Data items
·····

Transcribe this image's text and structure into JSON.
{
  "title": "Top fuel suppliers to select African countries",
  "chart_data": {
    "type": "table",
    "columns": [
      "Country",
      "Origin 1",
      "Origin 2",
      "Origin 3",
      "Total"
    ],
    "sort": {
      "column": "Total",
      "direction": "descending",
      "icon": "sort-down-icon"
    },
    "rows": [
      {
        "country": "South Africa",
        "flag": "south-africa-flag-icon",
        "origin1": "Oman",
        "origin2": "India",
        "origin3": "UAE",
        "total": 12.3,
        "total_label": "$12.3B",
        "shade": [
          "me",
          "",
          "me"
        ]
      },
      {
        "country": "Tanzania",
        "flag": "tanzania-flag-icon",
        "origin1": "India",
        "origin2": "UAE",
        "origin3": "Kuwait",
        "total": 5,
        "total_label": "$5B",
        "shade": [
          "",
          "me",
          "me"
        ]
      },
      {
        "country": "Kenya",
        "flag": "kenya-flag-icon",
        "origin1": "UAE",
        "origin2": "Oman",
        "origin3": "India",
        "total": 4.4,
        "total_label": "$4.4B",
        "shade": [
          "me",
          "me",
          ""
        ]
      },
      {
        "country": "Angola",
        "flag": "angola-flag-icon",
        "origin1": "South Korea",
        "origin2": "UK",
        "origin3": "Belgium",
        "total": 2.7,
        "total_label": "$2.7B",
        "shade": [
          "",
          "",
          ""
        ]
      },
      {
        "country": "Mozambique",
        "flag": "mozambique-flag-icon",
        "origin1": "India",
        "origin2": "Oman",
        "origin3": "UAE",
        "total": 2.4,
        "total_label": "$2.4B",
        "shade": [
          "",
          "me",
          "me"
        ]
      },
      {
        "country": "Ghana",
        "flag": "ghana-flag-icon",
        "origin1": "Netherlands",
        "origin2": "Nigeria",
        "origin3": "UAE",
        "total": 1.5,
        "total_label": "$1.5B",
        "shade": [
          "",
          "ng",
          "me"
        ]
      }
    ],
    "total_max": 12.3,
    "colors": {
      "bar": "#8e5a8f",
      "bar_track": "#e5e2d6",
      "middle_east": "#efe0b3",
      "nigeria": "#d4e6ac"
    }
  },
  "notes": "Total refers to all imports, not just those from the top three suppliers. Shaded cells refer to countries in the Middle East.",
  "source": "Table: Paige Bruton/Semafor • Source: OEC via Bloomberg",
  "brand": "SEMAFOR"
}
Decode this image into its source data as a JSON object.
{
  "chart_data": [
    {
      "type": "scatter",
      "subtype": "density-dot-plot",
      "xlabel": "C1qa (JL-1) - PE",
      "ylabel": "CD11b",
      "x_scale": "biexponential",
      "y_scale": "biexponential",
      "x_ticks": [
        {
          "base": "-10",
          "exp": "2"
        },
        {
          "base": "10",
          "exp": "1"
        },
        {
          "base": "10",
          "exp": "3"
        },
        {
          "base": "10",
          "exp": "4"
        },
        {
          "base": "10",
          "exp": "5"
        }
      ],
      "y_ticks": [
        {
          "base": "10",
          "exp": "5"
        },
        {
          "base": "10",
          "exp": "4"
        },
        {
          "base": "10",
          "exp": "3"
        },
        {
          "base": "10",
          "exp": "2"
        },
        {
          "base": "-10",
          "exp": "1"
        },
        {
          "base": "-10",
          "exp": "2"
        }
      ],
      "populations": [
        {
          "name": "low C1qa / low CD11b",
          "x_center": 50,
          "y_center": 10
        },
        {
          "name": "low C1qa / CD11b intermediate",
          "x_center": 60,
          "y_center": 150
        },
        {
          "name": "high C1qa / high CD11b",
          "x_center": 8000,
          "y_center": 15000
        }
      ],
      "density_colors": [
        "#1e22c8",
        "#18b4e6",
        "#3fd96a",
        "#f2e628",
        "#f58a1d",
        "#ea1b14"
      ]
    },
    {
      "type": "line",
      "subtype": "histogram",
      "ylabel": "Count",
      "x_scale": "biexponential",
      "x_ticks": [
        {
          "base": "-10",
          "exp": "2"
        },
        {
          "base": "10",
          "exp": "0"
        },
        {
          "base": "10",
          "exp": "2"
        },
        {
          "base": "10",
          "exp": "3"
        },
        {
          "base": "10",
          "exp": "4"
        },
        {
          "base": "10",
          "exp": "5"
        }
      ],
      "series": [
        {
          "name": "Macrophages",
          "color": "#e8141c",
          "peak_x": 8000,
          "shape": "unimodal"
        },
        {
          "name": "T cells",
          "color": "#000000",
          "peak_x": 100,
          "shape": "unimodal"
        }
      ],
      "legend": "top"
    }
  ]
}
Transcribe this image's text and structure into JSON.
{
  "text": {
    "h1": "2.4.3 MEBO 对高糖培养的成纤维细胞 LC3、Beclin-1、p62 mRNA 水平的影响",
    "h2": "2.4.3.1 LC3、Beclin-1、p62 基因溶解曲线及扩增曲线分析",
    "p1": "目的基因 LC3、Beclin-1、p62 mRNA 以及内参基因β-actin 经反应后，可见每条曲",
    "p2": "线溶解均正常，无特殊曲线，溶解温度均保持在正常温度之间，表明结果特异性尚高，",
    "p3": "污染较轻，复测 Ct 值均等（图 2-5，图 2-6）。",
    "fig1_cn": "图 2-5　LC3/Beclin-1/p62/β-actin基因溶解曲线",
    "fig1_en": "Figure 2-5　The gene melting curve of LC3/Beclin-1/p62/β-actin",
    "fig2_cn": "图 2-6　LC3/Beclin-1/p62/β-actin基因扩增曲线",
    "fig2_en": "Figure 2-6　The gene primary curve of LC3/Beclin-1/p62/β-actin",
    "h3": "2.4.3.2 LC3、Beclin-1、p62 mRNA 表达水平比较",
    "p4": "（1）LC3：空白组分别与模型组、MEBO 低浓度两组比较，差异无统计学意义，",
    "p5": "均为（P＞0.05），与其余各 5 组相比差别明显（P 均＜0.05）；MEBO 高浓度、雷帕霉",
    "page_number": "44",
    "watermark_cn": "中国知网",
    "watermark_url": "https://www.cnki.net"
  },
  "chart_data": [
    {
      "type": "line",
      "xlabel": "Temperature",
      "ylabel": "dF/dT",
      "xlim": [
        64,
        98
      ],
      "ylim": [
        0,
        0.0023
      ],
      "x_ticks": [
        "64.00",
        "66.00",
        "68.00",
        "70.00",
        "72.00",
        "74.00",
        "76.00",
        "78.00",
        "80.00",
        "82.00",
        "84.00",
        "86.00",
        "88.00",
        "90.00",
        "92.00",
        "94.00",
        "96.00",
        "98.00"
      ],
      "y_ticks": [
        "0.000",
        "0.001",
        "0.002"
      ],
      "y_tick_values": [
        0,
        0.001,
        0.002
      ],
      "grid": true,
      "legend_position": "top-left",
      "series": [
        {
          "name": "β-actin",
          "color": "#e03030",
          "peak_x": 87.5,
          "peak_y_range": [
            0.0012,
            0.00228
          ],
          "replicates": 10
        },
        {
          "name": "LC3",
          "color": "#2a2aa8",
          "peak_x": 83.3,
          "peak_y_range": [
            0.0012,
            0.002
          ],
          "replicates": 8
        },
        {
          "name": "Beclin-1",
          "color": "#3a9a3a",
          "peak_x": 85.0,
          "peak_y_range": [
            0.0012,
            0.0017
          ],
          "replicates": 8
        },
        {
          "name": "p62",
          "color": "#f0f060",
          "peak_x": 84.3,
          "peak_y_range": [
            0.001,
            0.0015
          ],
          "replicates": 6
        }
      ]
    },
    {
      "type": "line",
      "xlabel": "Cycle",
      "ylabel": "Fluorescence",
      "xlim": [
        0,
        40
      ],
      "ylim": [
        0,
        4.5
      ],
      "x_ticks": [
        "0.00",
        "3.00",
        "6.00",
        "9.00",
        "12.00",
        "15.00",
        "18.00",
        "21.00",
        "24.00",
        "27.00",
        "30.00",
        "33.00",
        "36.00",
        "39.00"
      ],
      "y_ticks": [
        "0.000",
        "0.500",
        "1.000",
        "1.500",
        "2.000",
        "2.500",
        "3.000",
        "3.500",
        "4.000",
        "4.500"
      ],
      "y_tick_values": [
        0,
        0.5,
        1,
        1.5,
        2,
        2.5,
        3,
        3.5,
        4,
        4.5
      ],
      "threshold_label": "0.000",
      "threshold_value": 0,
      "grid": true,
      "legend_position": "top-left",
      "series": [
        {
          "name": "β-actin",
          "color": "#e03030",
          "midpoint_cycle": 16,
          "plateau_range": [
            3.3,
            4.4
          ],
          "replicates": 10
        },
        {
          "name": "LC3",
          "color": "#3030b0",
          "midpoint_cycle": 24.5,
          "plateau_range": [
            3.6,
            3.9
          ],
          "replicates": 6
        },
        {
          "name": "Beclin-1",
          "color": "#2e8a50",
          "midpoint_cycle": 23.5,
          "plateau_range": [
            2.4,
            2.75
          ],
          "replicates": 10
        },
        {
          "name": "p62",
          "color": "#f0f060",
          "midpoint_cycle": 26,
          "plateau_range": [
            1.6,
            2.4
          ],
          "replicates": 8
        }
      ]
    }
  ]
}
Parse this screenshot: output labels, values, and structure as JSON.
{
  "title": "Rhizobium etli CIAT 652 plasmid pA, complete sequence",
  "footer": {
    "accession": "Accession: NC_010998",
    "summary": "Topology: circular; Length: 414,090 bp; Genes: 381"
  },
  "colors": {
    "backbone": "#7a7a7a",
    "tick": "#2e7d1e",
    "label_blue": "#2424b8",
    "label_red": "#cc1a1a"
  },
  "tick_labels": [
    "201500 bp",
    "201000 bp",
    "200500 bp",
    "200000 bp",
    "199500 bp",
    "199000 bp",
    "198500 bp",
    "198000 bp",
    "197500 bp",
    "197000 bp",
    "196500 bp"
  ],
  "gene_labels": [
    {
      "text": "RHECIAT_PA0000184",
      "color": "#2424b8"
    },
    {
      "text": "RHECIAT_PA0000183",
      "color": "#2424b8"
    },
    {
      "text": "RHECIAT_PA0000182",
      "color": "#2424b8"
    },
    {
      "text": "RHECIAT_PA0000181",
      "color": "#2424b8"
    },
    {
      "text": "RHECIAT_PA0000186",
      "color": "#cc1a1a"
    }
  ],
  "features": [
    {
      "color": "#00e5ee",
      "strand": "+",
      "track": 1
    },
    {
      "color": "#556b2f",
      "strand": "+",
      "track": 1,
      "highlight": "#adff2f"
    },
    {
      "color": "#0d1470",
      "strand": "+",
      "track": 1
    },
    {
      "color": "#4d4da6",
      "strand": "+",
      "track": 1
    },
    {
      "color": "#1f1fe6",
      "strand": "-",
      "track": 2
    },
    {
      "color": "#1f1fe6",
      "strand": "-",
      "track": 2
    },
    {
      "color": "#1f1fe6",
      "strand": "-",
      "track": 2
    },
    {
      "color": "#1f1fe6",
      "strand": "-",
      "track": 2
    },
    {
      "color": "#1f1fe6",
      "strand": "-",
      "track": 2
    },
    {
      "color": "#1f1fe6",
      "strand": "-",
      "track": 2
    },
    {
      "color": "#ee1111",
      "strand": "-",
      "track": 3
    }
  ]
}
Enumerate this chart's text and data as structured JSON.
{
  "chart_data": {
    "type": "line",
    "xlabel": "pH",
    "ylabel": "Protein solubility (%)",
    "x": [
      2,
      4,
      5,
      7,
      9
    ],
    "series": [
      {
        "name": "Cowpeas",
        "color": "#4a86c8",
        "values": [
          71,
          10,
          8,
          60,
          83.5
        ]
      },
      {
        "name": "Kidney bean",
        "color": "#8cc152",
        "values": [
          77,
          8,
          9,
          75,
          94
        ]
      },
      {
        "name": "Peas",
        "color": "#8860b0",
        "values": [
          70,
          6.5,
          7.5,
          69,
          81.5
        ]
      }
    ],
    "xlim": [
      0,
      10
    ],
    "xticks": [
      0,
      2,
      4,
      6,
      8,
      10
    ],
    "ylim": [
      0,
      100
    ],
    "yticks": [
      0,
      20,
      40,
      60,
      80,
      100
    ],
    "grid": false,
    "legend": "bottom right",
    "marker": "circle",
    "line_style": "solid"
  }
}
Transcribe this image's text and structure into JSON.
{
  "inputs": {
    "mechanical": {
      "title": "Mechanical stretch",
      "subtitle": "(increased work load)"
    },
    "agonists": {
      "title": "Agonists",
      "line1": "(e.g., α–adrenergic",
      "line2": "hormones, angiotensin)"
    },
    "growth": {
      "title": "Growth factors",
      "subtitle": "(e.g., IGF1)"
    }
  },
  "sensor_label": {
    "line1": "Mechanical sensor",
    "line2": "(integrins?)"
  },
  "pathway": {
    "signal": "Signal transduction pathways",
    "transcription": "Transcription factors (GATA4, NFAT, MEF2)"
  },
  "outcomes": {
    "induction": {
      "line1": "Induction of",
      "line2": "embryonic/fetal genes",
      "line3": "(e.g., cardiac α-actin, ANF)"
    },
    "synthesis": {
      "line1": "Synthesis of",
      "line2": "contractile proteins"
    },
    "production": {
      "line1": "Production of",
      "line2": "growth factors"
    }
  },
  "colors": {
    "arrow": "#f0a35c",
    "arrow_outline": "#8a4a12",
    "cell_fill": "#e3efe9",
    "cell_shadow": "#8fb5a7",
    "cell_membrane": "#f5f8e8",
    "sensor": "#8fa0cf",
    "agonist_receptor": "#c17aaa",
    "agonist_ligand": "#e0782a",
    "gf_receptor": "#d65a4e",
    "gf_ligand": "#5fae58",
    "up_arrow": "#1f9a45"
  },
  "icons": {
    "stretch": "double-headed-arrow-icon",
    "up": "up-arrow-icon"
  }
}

·····

Task requirements
If a line of the data contains the word "factors", count it; say how many such lines there are and nothing else.

Reply to the exercise
3